Items:

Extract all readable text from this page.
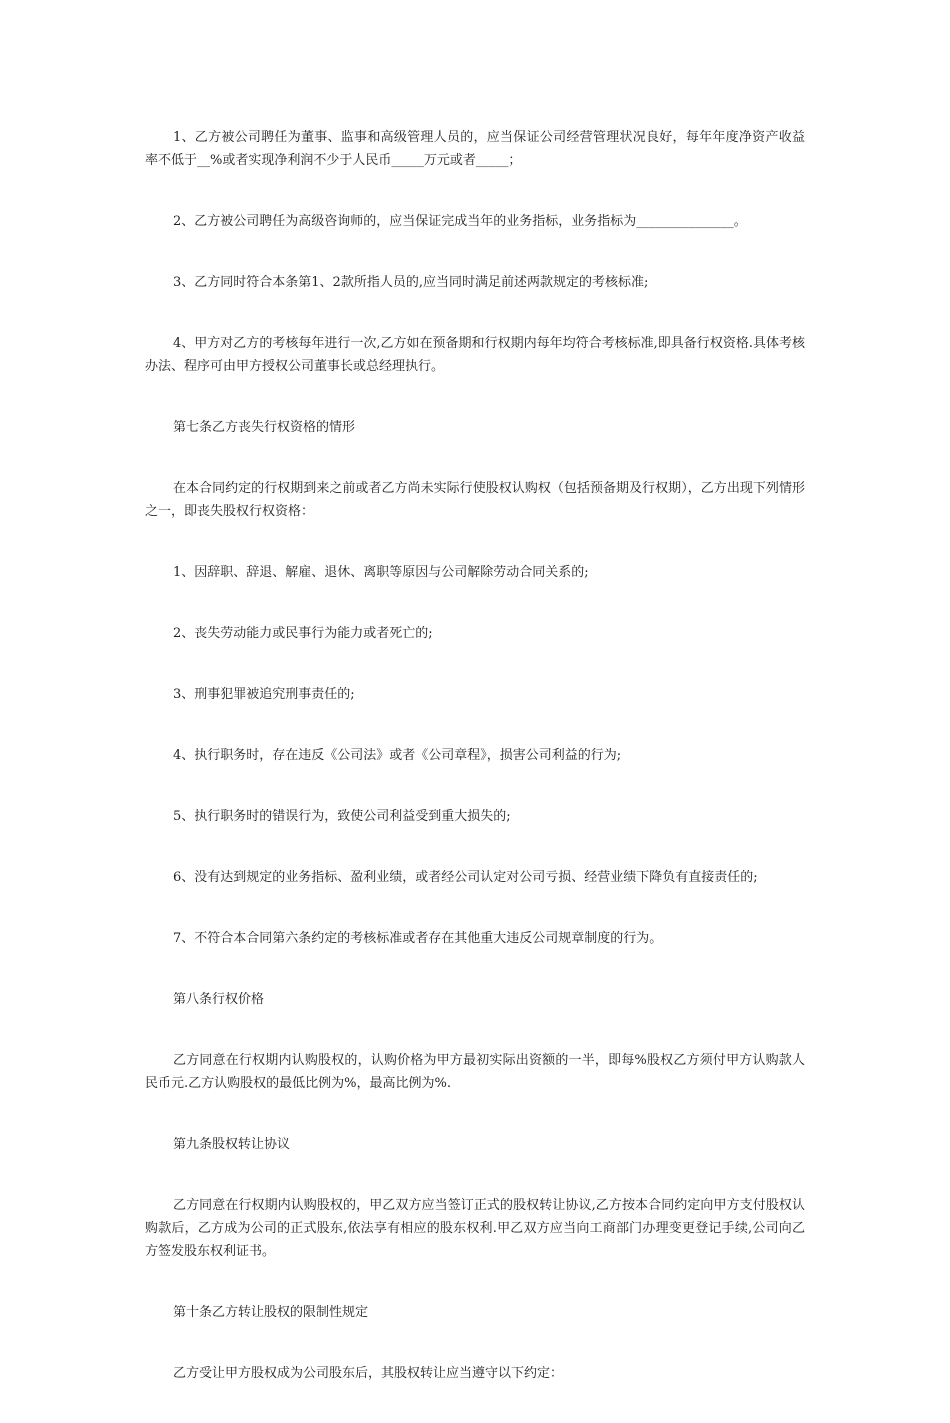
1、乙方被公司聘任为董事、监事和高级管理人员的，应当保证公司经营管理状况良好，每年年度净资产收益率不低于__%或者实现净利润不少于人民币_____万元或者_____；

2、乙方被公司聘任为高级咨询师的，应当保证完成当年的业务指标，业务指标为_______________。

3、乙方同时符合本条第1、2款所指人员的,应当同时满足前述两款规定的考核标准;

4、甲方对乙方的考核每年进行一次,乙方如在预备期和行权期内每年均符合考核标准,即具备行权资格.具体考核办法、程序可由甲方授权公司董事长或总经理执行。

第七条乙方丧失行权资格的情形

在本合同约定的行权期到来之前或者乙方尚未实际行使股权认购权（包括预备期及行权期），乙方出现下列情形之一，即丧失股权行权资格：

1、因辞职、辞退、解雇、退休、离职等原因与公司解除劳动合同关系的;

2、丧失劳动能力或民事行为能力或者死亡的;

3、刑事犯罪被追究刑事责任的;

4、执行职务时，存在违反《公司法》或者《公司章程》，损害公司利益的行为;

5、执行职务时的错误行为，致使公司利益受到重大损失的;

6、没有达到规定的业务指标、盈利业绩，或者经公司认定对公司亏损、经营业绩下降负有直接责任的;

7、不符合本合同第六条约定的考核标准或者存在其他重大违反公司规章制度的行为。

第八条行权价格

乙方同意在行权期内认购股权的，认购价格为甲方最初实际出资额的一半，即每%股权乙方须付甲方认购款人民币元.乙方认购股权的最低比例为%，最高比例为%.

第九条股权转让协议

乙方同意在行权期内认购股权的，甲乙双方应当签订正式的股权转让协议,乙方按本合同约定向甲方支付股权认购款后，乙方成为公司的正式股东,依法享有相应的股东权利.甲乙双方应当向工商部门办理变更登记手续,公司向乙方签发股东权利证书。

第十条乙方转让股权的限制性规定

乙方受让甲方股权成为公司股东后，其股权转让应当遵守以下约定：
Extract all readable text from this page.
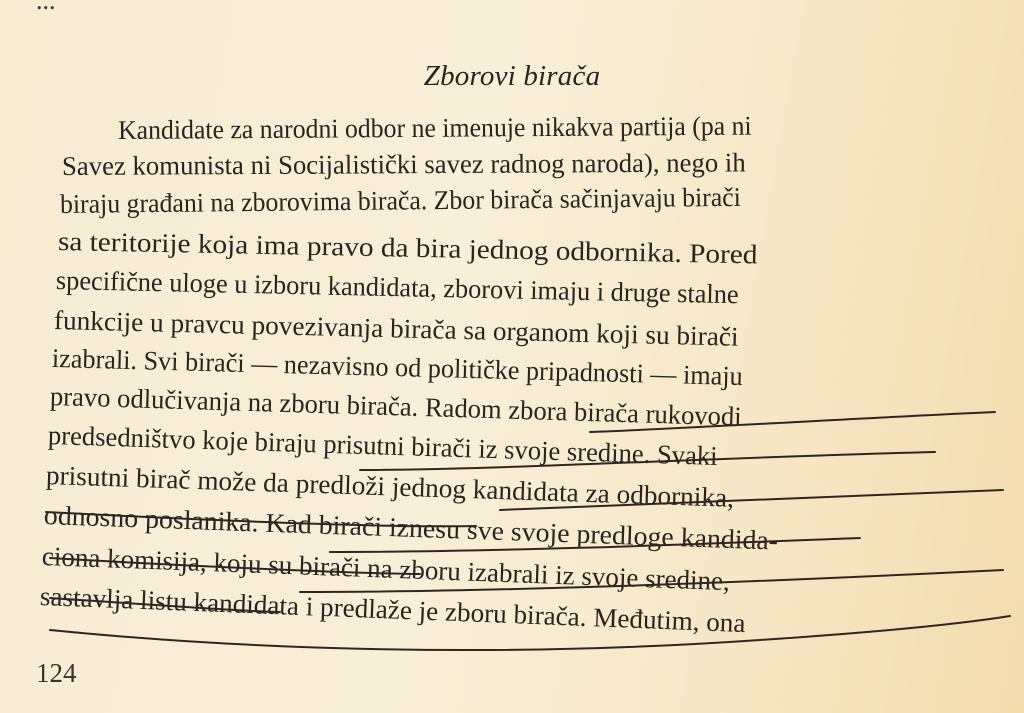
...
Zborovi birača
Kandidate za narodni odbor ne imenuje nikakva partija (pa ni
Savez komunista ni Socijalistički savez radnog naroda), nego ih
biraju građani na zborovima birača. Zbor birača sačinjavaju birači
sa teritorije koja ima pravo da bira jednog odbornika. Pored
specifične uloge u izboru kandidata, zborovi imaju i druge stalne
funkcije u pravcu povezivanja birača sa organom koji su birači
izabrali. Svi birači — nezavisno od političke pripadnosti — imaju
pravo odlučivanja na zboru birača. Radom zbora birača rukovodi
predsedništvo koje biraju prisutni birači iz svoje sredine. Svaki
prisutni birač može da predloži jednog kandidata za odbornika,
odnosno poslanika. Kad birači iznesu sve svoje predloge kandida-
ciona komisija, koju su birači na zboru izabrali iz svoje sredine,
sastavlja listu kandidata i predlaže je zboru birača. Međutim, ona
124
...
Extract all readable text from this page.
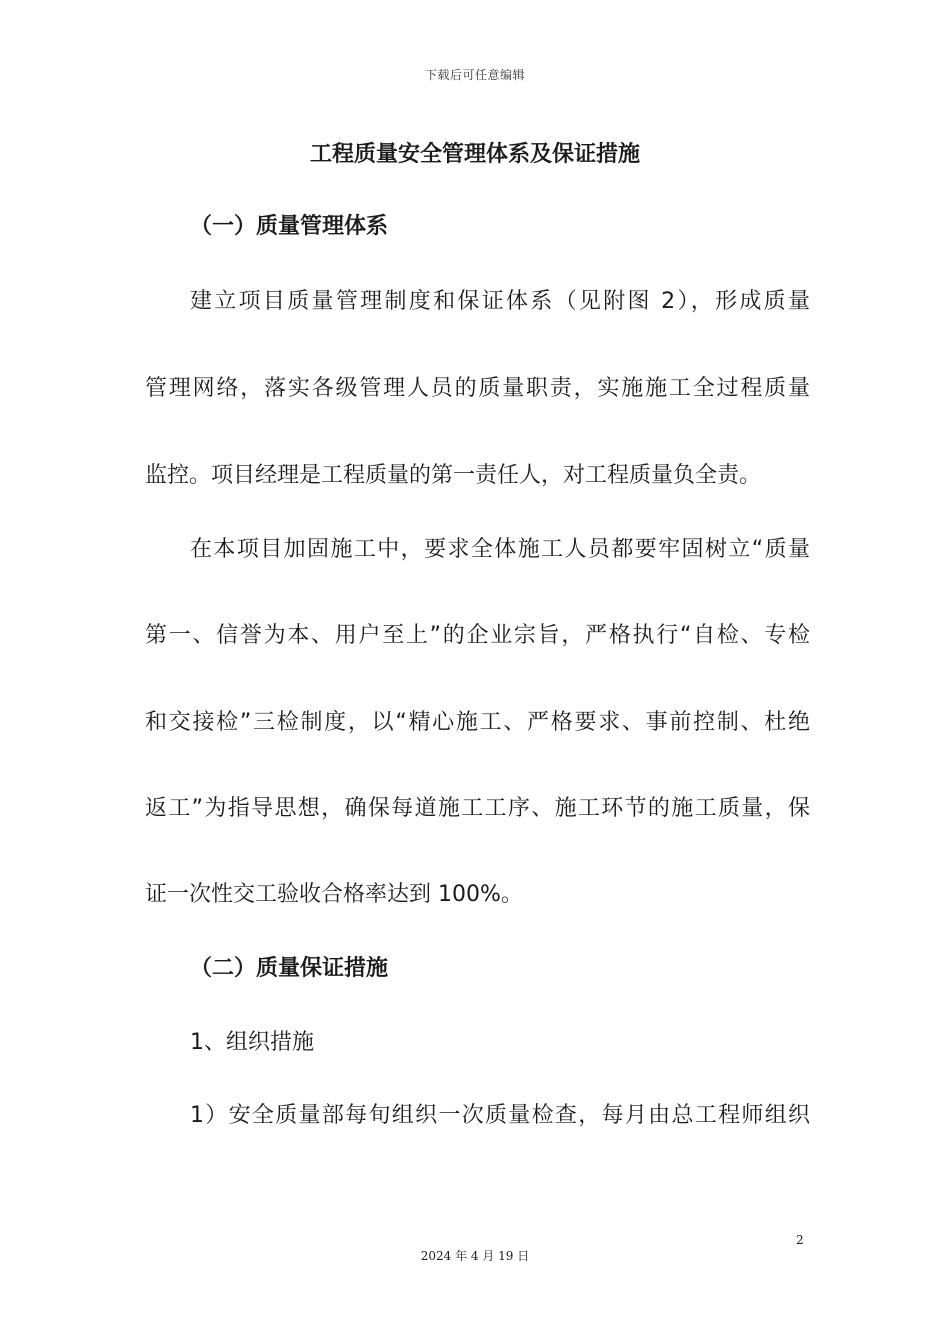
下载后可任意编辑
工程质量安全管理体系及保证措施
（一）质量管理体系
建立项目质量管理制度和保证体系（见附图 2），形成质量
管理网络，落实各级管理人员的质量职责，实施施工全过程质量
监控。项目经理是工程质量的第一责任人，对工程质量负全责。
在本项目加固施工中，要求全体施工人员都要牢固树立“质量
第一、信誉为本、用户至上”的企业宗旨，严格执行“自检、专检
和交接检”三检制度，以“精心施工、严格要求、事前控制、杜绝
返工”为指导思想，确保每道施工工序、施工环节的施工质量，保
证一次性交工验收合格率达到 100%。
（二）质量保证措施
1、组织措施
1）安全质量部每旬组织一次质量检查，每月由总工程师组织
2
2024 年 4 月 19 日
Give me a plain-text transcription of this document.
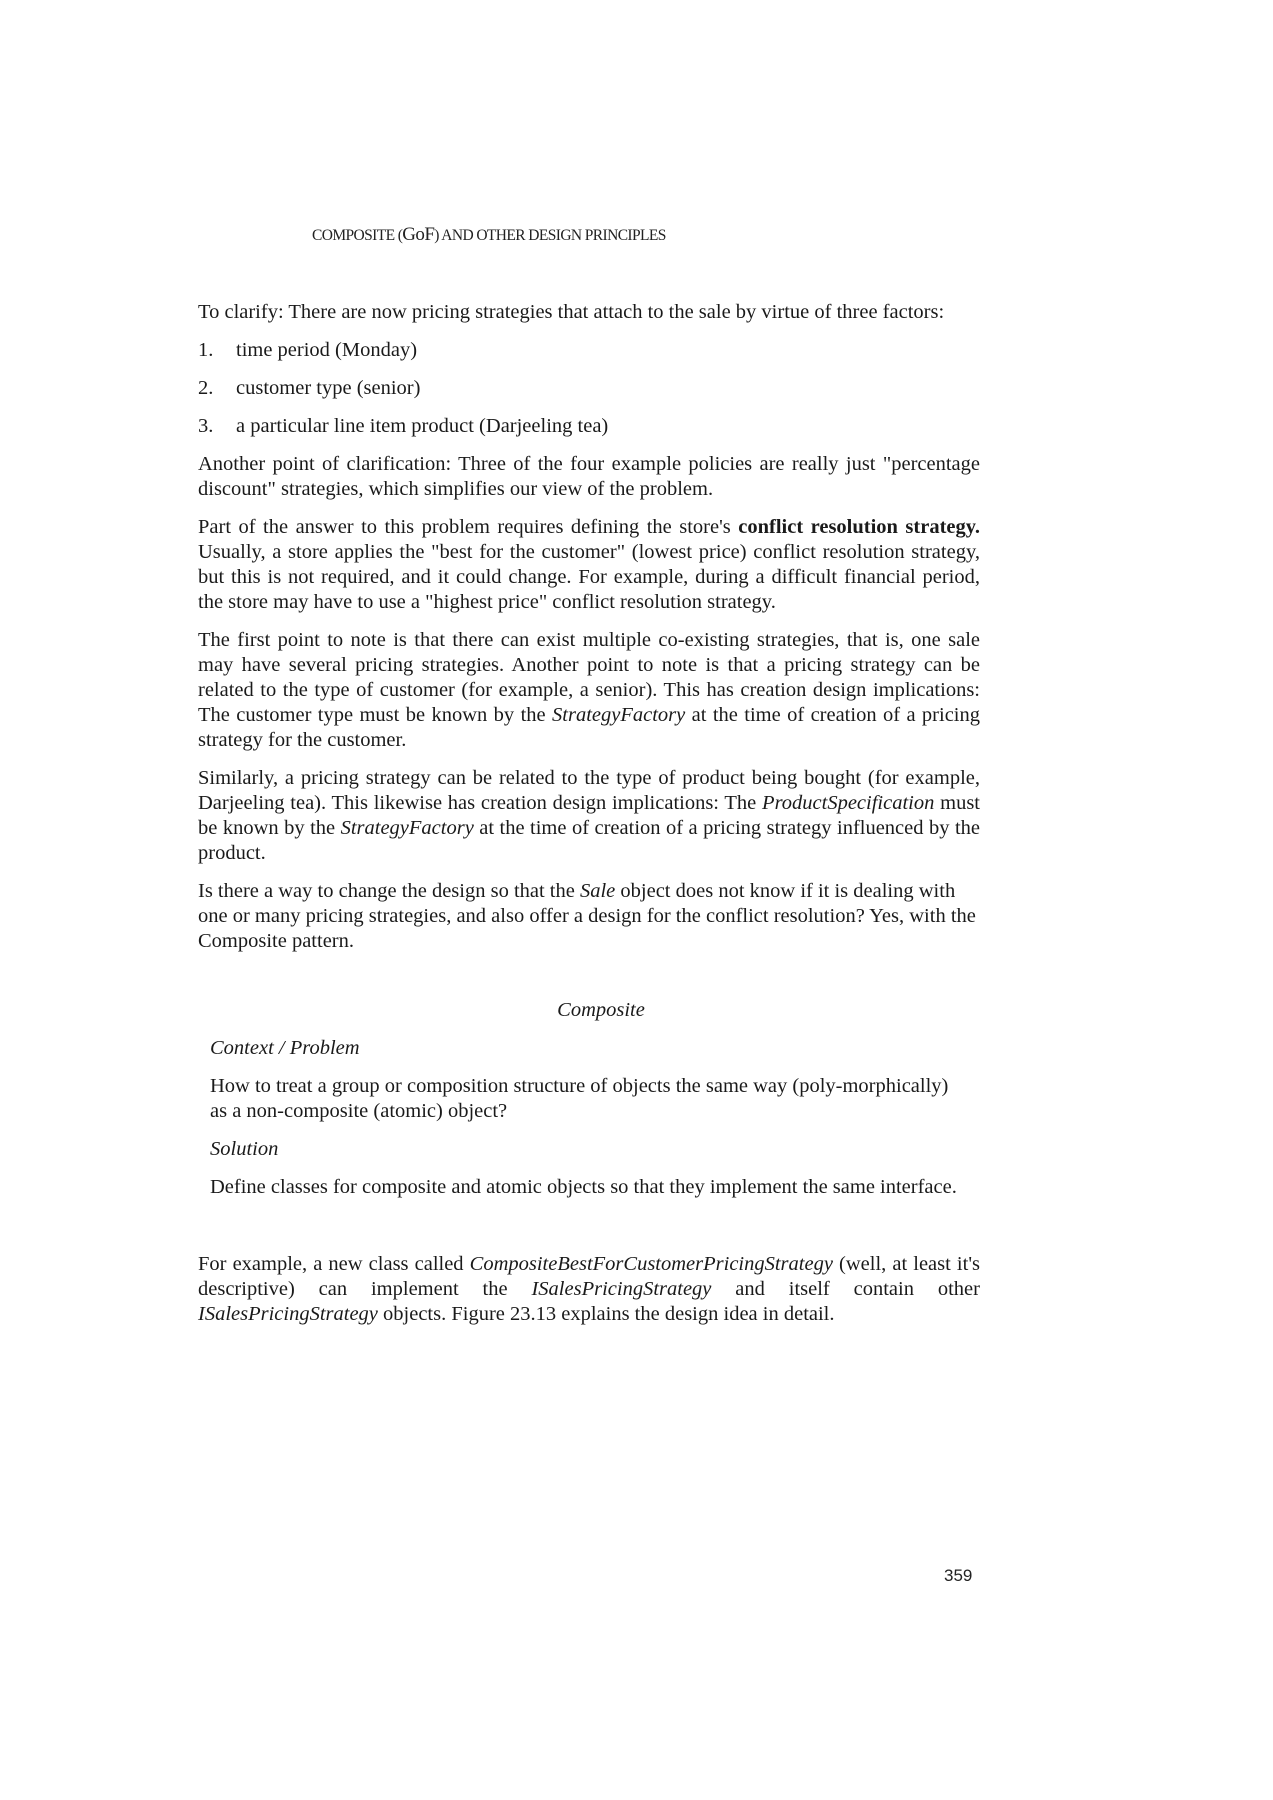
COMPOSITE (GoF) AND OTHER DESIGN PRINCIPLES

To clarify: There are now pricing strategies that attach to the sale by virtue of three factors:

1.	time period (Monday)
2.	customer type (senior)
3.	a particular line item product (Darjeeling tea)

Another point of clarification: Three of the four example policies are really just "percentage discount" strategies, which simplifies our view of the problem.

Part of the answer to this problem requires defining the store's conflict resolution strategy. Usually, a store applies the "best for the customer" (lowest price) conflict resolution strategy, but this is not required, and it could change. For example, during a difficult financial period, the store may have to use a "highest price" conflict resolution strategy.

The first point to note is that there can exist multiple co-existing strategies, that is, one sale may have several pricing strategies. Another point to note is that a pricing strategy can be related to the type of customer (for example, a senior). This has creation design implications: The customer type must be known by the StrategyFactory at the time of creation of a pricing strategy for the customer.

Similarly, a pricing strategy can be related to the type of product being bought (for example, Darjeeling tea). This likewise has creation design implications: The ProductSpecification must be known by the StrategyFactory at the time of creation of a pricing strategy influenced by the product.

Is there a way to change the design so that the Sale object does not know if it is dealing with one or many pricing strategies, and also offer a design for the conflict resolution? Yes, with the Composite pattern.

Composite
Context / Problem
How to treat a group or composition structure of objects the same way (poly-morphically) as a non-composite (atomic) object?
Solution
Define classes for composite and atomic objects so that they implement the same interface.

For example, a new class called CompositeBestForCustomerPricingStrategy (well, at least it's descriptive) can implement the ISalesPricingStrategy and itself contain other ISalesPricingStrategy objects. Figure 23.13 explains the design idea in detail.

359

Written request: Of the lines in the entries, how many include the word "sredine"? State only the number.

Finished exercise: 2